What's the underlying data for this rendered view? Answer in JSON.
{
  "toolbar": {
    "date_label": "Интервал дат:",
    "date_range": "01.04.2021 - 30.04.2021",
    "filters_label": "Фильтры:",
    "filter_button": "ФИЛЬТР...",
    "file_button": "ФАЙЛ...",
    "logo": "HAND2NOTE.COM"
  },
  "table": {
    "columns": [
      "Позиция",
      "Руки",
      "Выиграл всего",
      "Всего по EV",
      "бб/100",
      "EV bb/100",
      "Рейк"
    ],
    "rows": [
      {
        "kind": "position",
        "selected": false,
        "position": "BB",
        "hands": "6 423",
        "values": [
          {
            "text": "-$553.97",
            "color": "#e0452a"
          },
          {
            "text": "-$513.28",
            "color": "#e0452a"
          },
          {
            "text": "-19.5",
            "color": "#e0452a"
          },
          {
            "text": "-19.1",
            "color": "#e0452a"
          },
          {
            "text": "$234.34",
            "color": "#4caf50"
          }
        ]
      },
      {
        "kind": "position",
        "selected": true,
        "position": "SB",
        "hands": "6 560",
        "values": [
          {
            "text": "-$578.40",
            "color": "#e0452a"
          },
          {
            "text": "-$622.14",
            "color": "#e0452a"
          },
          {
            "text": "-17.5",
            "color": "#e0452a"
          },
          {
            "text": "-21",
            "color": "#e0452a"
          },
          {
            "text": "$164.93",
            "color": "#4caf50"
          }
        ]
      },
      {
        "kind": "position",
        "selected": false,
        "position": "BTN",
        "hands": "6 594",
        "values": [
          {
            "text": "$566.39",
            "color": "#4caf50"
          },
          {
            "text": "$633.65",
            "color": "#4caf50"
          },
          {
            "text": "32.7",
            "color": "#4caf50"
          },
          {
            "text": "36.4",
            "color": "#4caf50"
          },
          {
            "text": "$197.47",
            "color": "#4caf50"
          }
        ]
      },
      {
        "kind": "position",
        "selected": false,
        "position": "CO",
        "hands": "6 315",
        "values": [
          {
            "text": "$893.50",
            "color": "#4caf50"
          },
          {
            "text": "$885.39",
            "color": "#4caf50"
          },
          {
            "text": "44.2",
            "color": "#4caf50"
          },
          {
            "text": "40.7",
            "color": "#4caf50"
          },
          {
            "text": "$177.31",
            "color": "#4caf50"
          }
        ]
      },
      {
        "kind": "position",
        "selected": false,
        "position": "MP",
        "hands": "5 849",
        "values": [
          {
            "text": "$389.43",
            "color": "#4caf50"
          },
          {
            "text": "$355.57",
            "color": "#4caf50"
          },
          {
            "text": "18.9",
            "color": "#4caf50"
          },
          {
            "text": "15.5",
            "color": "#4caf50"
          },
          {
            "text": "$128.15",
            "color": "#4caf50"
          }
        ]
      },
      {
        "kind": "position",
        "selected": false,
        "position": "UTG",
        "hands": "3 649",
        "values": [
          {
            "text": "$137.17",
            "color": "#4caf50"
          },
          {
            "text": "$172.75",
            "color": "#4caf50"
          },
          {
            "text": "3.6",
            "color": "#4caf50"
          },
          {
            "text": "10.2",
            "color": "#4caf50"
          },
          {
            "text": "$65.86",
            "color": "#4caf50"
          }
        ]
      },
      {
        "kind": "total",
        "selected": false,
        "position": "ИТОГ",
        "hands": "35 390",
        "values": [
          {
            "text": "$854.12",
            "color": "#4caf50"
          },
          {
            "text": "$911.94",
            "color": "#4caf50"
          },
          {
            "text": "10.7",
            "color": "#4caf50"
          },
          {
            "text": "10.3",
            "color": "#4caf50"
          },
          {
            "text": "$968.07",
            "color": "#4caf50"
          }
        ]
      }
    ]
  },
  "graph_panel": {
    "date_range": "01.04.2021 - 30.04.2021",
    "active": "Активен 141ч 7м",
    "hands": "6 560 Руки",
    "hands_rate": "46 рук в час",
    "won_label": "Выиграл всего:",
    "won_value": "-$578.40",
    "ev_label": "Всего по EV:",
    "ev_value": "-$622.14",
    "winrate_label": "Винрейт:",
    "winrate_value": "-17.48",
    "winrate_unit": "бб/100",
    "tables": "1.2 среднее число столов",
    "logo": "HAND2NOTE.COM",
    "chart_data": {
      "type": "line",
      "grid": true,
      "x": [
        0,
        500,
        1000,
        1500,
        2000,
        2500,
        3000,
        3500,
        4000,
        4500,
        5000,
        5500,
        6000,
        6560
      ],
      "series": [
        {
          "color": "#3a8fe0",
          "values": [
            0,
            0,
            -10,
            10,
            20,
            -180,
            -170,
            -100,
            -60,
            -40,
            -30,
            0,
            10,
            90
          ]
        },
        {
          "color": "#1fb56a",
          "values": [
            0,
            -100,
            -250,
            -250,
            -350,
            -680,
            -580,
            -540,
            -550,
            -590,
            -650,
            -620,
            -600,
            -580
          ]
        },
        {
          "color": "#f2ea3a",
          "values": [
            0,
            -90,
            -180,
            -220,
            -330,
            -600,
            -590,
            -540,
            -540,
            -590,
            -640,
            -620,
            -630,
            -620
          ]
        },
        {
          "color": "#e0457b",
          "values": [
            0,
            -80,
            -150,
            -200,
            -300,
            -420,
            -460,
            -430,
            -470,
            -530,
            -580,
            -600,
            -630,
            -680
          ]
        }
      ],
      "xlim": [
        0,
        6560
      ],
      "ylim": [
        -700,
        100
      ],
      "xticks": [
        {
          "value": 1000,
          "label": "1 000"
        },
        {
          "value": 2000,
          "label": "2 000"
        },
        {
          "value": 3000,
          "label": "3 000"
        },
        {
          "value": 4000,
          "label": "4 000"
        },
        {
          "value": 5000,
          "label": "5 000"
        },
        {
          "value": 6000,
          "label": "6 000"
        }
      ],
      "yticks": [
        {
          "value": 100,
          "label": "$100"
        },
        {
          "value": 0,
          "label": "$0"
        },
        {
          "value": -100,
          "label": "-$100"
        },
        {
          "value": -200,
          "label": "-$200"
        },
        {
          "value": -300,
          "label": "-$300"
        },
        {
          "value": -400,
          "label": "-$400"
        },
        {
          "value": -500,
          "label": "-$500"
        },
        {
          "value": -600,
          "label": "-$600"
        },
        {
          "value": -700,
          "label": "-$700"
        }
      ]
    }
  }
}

==========

• [TASK]: Reproduce the entire listing word for word.

• [FINISHED ANSWER]:
What's the underlying data for this rendered view? Answer in JSON.
{
  "toolbar": {
    "date_label": "Интервал дат:",
    "date_range": "01.04.2021 - 30.04.2021",
    "filters_label": "Фильтры:",
    "filter_button": "ФИЛЬТР...",
    "file_button": "ФАЙЛ...",
    "logo": "HAND2NOTE.COM"
  },
  "table": {
    "columns": [
      "Позиция",
      "Руки",
      "Выиграл всего",
      "Всего по EV",
      "бб/100",
      "EV bb/100",
      "Рейк"
    ],
    "rows": [
      {
        "kind": "position",
        "selected": false,
        "position": "BB",
        "hands": "6 423",
        "values": [
          {
            "text": "-$553.97",
            "color": "#e0452a"
          },
          {
            "text": "-$513.28",
            "color": "#e0452a"
          },
          {
            "text": "-19.5",
            "color": "#e0452a"
          },
          {
            "text": "-19.1",
            "color": "#e0452a"
          },
          {
            "text": "$234.34",
            "color": "#4caf50"
          }
        ]
      },
      {
        "kind": "position",
        "selected": true,
        "position": "SB",
        "hands": "6 560",
        "values": [
          {
            "text": "-$578.40",
            "color": "#e0452a"
          },
          {
            "text": "-$622.14",
            "color": "#e0452a"
          },
          {
            "text": "-17.5",
            "color": "#e0452a"
          },
          {
            "text": "-21",
            "color": "#e0452a"
          },
          {
            "text": "$164.93",
            "color": "#4caf50"
          }
        ]
      },
      {
        "kind": "position",
        "selected": false,
        "position": "BTN",
        "hands": "6 594",
        "values": [
          {
            "text": "$566.39",
            "color": "#4caf50"
          },
          {
            "text": "$633.65",
            "color": "#4caf50"
          },
          {
            "text": "32.7",
            "color": "#4caf50"
          },
          {
            "text": "36.4",
            "color": "#4caf50"
          },
          {
            "text": "$197.47",
            "color": "#4caf50"
          }
        ]
      },
      {
        "kind": "position",
        "selected": false,
        "position": "CO",
        "hands": "6 315",
        "values": [
          {
            "text": "$893.50",
            "color": "#4caf50"
          },
          {
            "text": "$885.39",
            "color": "#4caf50"
          },
          {
            "text": "44.2",
            "color": "#4caf50"
          },
          {
            "text": "40.7",
            "color": "#4caf50"
          },
          {
            "text": "$177.31",
            "color": "#4caf50"
          }
        ]
      },
      {
        "kind": "position",
        "selected": false,
        "position": "MP",
        "hands": "5 849",
        "values": [
          {
            "text": "$389.43",
            "color": "#4caf50"
          },
          {
            "text": "$355.57",
            "color": "#4caf50"
          },
          {
            "text": "18.9",
            "color": "#4caf50"
          },
          {
            "text": "15.5",
            "color": "#4caf50"
          },
          {
            "text": "$128.15",
            "color": "#4caf50"
          }
        ]
      },
      {
        "kind": "position",
        "selected": false,
        "position": "UTG",
        "hands": "3 649",
        "values": [
          {
            "text": "$137.17",
            "color": "#4caf50"
          },
          {
            "text": "$172.75",
            "color": "#4caf50"
          },
          {
            "text": "3.6",
            "color": "#4caf50"
          },
          {
            "text": "10.2",
            "color": "#4caf50"
          },
          {
            "text": "$65.86",
            "color": "#4caf50"
          }
        ]
      },
      {
        "kind": "total",
        "selected": false,
        "position": "ИТОГ",
        "hands": "35 390",
        "values": [
          {
            "text": "$854.12",
            "color": "#4caf50"
          },
          {
            "text": "$911.94",
            "color": "#4caf50"
          },
          {
            "text": "10.7",
            "color": "#4caf50"
          },
          {
            "text": "10.3",
            "color": "#4caf50"
          },
          {
            "text": "$968.07",
            "color": "#4caf50"
          }
        ]
      }
    ]
  },
  "graph_panel": {
    "date_range": "01.04.2021 - 30.04.2021",
    "active": "Активен 141ч 7м",
    "hands": "6 560 Руки",
    "hands_rate": "46 рук в час",
    "won_label": "Выиграл всего:",
    "won_value": "-$578.40",
    "ev_label": "Всего по EV:",
    "ev_value": "-$622.14",
    "winrate_label": "Винрейт:",
    "winrate_value": "-17.48",
    "winrate_unit": "бб/100",
    "tables": "1.2 среднее число столов",
    "logo": "HAND2NOTE.COM",
    "chart_data": {
      "type": "line",
      "grid": true,
      "x": [
        0,
        500,
        1000,
        1500,
        2000,
        2500,
        3000,
        3500,
        4000,
        4500,
        5000,
        5500,
        6000,
        6560
      ],
      "series": [
        {
          "color": "#3a8fe0",
          "values": [
            0,
            0,
            -10,
            10,
            20,
            -180,
            -170,
            -100,
            -60,
            -40,
            -30,
            0,
            10,
            90
          ]
        },
        {
          "color": "#1fb56a",
          "values": [
            0,
            -100,
            -250,
            -250,
            -350,
            -680,
            -580,
            -540,
            -550,
            -590,
            -650,
            -620,
            -600,
            -580
          ]
        },
        {
          "color": "#f2ea3a",
          "values": [
            0,
            -90,
            -180,
            -220,
            -330,
            -600,
            -590,
            -540,
            -540,
            -590,
            -640,
            -620,
            -630,
            -620
          ]
        },
        {
          "color": "#e0457b",
          "values": [
            0,
            -80,
            -150,
            -200,
            -300,
            -420,
            -460,
            -430,
            -470,
            -530,
            -580,
            -600,
            -630,
            -680
          ]
        }
      ],
      "xlim": [
        0,
        6560
      ],
      "ylim": [
        -700,
        100
      ],
      "xticks": [
        {
          "value": 1000,
          "label": "1 000"
        },
        {
          "value": 2000,
          "label": "2 000"
        },
        {
          "value": 3000,
          "label": "3 000"
        },
        {
          "value": 4000,
          "label": "4 000"
        },
        {
          "value": 5000,
          "label": "5 000"
        },
        {
          "value": 6000,
          "label": "6 000"
        }
      ],
      "yticks": [
        {
          "value": 100,
          "label": "$100"
        },
        {
          "value": 0,
          "label": "$0"
        },
        {
          "value": -100,
          "label": "-$100"
        },
        {
          "value": -200,
          "label": "-$200"
        },
        {
          "value": -300,
          "label": "-$300"
        },
        {
          "value": -400,
          "label": "-$400"
        },
        {
          "value": -500,
          "label": "-$500"
        },
        {
          "value": -600,
          "label": "-$600"
        },
        {
          "value": -700,
          "label": "-$700"
        }
      ]
    }
  }
}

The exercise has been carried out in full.